**GIVEN EXERCISE:** Each line that follows is to be retyped exactly.

— Begin INFORMATION GIVEN —

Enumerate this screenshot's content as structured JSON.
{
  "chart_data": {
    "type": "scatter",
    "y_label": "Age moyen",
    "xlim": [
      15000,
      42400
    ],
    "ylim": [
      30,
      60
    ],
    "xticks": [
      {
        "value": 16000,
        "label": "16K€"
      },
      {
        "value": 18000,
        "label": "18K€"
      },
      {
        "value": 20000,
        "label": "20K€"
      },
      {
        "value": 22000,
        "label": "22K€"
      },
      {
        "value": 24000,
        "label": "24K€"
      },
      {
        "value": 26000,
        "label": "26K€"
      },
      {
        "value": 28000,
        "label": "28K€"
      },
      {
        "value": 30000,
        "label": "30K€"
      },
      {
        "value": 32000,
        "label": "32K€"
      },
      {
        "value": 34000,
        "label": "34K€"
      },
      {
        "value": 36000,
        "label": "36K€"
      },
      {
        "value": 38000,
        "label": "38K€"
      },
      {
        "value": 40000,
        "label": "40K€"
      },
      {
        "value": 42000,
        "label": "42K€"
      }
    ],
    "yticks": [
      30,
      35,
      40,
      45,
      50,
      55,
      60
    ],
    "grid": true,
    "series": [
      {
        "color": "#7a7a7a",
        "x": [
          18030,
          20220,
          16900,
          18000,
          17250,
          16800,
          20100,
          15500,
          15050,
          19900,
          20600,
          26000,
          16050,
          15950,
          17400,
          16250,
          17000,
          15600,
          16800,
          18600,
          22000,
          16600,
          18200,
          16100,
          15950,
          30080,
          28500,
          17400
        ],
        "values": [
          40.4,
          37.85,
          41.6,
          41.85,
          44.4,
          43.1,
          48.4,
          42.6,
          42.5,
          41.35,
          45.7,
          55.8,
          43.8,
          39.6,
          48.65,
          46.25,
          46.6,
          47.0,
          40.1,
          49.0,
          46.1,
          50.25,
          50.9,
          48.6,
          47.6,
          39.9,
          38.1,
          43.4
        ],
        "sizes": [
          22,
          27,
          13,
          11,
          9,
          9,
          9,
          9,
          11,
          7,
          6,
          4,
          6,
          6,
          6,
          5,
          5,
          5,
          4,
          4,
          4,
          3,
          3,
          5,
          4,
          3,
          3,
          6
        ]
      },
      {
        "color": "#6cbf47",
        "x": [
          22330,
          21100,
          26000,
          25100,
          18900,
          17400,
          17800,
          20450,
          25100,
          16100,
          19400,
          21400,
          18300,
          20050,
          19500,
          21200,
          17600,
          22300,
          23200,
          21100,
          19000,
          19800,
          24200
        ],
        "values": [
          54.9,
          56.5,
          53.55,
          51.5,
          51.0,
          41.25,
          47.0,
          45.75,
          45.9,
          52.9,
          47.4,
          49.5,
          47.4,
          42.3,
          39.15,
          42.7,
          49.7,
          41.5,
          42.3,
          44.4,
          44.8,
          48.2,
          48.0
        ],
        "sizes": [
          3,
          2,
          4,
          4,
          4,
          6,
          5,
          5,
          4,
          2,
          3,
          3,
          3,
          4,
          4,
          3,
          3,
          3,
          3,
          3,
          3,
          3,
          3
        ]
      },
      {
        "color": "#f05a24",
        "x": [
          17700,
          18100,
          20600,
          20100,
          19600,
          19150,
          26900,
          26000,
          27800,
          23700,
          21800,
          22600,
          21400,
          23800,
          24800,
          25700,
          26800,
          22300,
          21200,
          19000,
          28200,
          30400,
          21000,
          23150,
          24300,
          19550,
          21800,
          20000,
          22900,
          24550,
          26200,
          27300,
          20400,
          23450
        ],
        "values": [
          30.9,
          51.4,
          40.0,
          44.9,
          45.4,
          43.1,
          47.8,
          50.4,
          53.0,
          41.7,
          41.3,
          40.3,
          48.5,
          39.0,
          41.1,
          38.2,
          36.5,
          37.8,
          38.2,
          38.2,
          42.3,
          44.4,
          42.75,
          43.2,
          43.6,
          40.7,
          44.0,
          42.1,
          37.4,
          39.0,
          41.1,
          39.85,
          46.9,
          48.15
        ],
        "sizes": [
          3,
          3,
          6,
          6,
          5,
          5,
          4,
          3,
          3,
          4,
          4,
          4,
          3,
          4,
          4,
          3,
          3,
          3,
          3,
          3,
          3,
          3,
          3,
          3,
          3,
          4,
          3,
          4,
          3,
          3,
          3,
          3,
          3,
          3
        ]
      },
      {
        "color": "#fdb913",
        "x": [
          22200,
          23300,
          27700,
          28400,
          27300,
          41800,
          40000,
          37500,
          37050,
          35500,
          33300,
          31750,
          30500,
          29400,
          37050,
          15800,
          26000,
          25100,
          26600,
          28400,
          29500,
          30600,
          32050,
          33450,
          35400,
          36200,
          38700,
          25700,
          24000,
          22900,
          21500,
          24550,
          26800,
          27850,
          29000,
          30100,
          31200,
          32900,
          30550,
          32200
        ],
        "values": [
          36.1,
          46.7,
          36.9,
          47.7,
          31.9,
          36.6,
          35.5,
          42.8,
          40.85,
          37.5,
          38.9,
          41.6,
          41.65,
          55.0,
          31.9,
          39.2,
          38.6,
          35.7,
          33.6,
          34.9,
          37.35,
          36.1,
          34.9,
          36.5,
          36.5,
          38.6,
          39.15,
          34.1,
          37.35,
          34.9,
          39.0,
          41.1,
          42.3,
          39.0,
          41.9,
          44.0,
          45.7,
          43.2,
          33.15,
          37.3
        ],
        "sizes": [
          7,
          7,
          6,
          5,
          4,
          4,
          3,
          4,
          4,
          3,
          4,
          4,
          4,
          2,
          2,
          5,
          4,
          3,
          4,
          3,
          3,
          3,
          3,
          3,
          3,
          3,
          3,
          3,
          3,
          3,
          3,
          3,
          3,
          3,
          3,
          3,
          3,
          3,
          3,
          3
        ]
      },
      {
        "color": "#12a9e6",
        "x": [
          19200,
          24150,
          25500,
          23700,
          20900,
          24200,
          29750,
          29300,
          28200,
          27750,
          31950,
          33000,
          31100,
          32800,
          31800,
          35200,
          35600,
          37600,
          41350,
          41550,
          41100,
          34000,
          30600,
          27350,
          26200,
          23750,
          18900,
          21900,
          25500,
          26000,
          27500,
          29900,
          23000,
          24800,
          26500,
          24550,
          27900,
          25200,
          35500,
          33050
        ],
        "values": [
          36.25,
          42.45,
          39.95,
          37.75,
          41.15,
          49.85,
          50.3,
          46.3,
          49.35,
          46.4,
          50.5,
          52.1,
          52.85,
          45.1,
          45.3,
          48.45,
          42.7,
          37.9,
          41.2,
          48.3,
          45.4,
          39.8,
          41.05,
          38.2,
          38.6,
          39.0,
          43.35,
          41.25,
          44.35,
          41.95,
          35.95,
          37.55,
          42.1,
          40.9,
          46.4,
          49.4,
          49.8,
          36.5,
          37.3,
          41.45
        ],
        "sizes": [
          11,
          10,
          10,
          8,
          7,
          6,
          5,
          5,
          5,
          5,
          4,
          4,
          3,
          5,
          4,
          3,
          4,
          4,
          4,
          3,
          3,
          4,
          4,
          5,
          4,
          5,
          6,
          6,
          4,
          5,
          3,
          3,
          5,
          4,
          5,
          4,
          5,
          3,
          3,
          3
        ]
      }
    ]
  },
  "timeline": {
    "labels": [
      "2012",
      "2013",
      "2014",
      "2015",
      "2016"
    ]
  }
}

— End INFORMATION GIVEN —

**SOLUTION TO THIS EXERCISE:**
Enumerate this screenshot's content as structured JSON.
{
  "chart_data": {
    "type": "scatter",
    "y_label": "Age moyen",
    "xlim": [
      15000,
      42400
    ],
    "ylim": [
      30,
      60
    ],
    "xticks": [
      {
        "value": 16000,
        "label": "16K€"
      },
      {
        "value": 18000,
        "label": "18K€"
      },
      {
        "value": 20000,
        "label": "20K€"
      },
      {
        "value": 22000,
        "label": "22K€"
      },
      {
        "value": 24000,
        "label": "24K€"
      },
      {
        "value": 26000,
        "label": "26K€"
      },
      {
        "value": 28000,
        "label": "28K€"
      },
      {
        "value": 30000,
        "label": "30K€"
      },
      {
        "value": 32000,
        "label": "32K€"
      },
      {
        "value": 34000,
        "label": "34K€"
      },
      {
        "value": 36000,
        "label": "36K€"
      },
      {
        "value": 38000,
        "label": "38K€"
      },
      {
        "value": 40000,
        "label": "40K€"
      },
      {
        "value": 42000,
        "label": "42K€"
      }
    ],
    "yticks": [
      30,
      35,
      40,
      45,
      50,
      55,
      60
    ],
    "grid": true,
    "series": [
      {
        "color": "#7a7a7a",
        "x": [
          18030,
          20220,
          16900,
          18000,
          17250,
          16800,
          20100,
          15500,
          15050,
          19900,
          20600,
          26000,
          16050,
          15950,
          17400,
          16250,
          17000,
          15600,
          16800,
          18600,
          22000,
          16600,
          18200,
          16100,
          15950,
          30080,
          28500,
          17400
        ],
        "values": [
          40.4,
          37.85,
          41.6,
          41.85,
          44.4,
          43.1,
          48.4,
          42.6,
          42.5,
          41.35,
          45.7,
          55.8,
          43.8,
          39.6,
          48.65,
          46.25,
          46.6,
          47.0,
          40.1,
          49.0,
          46.1,
          50.25,
          50.9,
          48.6,
          47.6,
          39.9,
          38.1,
          43.4
        ],
        "sizes": [
          22,
          27,
          13,
          11,
          9,
          9,
          9,
          9,
          11,
          7,
          6,
          4,
          6,
          6,
          6,
          5,
          5,
          5,
          4,
          4,
          4,
          3,
          3,
          5,
          4,
          3,
          3,
          6
        ]
      },
      {
        "color": "#6cbf47",
        "x": [
          22330,
          21100,
          26000,
          25100,
          18900,
          17400,
          17800,
          20450,
          25100,
          16100,
          19400,
          21400,
          18300,
          20050,
          19500,
          21200,
          17600,
          22300,
          23200,
          21100,
          19000,
          19800,
          24200
        ],
        "values": [
          54.9,
          56.5,
          53.55,
          51.5,
          51.0,
          41.25,
          47.0,
          45.75,
          45.9,
          52.9,
          47.4,
          49.5,
          47.4,
          42.3,
          39.15,
          42.7,
          49.7,
          41.5,
          42.3,
          44.4,
          44.8,
          48.2,
          48.0
        ],
        "sizes": [
          3,
          2,
          4,
          4,
          4,
          6,
          5,
          5,
          4,
          2,
          3,
          3,
          3,
          4,
          4,
          3,
          3,
          3,
          3,
          3,
          3,
          3,
          3
        ]
      },
      {
        "color": "#f05a24",
        "x": [
          17700,
          18100,
          20600,
          20100,
          19600,
          19150,
          26900,
          26000,
          27800,
          23700,
          21800,
          22600,
          21400,
          23800,
          24800,
          25700,
          26800,
          22300,
          21200,
          19000,
          28200,
          30400,
          21000,
          23150,
          24300,
          19550,
          21800,
          20000,
          22900,
          24550,
          26200,
          27300,
          20400,
          23450
        ],
        "values": [
          30.9,
          51.4,
          40.0,
          44.9,
          45.4,
          43.1,
          47.8,
          50.4,
          53.0,
          41.7,
          41.3,
          40.3,
          48.5,
          39.0,
          41.1,
          38.2,
          36.5,
          37.8,
          38.2,
          38.2,
          42.3,
          44.4,
          42.75,
          43.2,
          43.6,
          40.7,
          44.0,
          42.1,
          37.4,
          39.0,
          41.1,
          39.85,
          46.9,
          48.15
        ],
        "sizes": [
          3,
          3,
          6,
          6,
          5,
          5,
          4,
          3,
          3,
          4,
          4,
          4,
          3,
          4,
          4,
          3,
          3,
          3,
          3,
          3,
          3,
          3,
          3,
          3,
          3,
          4,
          3,
          4,
          3,
          3,
          3,
          3,
          3,
          3
        ]
      },
      {
        "color": "#fdb913",
        "x": [
          22200,
          23300,
          27700,
          28400,
          27300,
          41800,
          40000,
          37500,
          37050,
          35500,
          33300,
          31750,
          30500,
          29400,
          37050,
          15800,
          26000,
          25100,
          26600,
          28400,
          29500,
          30600,
          32050,
          33450,
          35400,
          36200,
          38700,
          25700,
          24000,
          22900,
          21500,
          24550,
          26800,
          27850,
          29000,
          30100,
          31200,
          32900,
          30550,
          32200
        ],
        "values": [
          36.1,
          46.7,
          36.9,
          47.7,
          31.9,
          36.6,
          35.5,
          42.8,
          40.85,
          37.5,
          38.9,
          41.6,
          41.65,
          55.0,
          31.9,
          39.2,
          38.6,
          35.7,
          33.6,
          34.9,
          37.35,
          36.1,
          34.9,
          36.5,
          36.5,
          38.6,
          39.15,
          34.1,
          37.35,
          34.9,
          39.0,
          41.1,
          42.3,
          39.0,
          41.9,
          44.0,
          45.7,
          43.2,
          33.15,
          37.3
        ],
        "sizes": [
          7,
          7,
          6,
          5,
          4,
          4,
          3,
          4,
          4,
          3,
          4,
          4,
          4,
          2,
          2,
          5,
          4,
          3,
          4,
          3,
          3,
          3,
          3,
          3,
          3,
          3,
          3,
          3,
          3,
          3,
          3,
          3,
          3,
          3,
          3,
          3,
          3,
          3,
          3,
          3
        ]
      },
      {
        "color": "#12a9e6",
        "x": [
          19200,
          24150,
          25500,
          23700,
          20900,
          24200,
          29750,
          29300,
          28200,
          27750,
          31950,
          33000,
          31100,
          32800,
          31800,
          35200,
          35600,
          37600,
          41350,
          41550,
          41100,
          34000,
          30600,
          27350,
          26200,
          23750,
          18900,
          21900,
          25500,
          26000,
          27500,
          29900,
          23000,
          24800,
          26500,
          24550,
          27900,
          25200,
          35500,
          33050
        ],
        "values": [
          36.25,
          42.45,
          39.95,
          37.75,
          41.15,
          49.85,
          50.3,
          46.3,
          49.35,
          46.4,
          50.5,
          52.1,
          52.85,
          45.1,
          45.3,
          48.45,
          42.7,
          37.9,
          41.2,
          48.3,
          45.4,
          39.8,
          41.05,
          38.2,
          38.6,
          39.0,
          43.35,
          41.25,
          44.35,
          41.95,
          35.95,
          37.55,
          42.1,
          40.9,
          46.4,
          49.4,
          49.8,
          36.5,
          37.3,
          41.45
        ],
        "sizes": [
          11,
          10,
          10,
          8,
          7,
          6,
          5,
          5,
          5,
          5,
          4,
          4,
          3,
          5,
          4,
          3,
          4,
          4,
          4,
          3,
          3,
          4,
          4,
          5,
          4,
          5,
          6,
          6,
          4,
          5,
          3,
          3,
          5,
          4,
          5,
          4,
          5,
          3,
          3,
          3
        ]
      }
    ]
  },
  "timeline": {
    "labels": [
      "2012",
      "2013",
      "2014",
      "2015",
      "2016"
    ]
  }
}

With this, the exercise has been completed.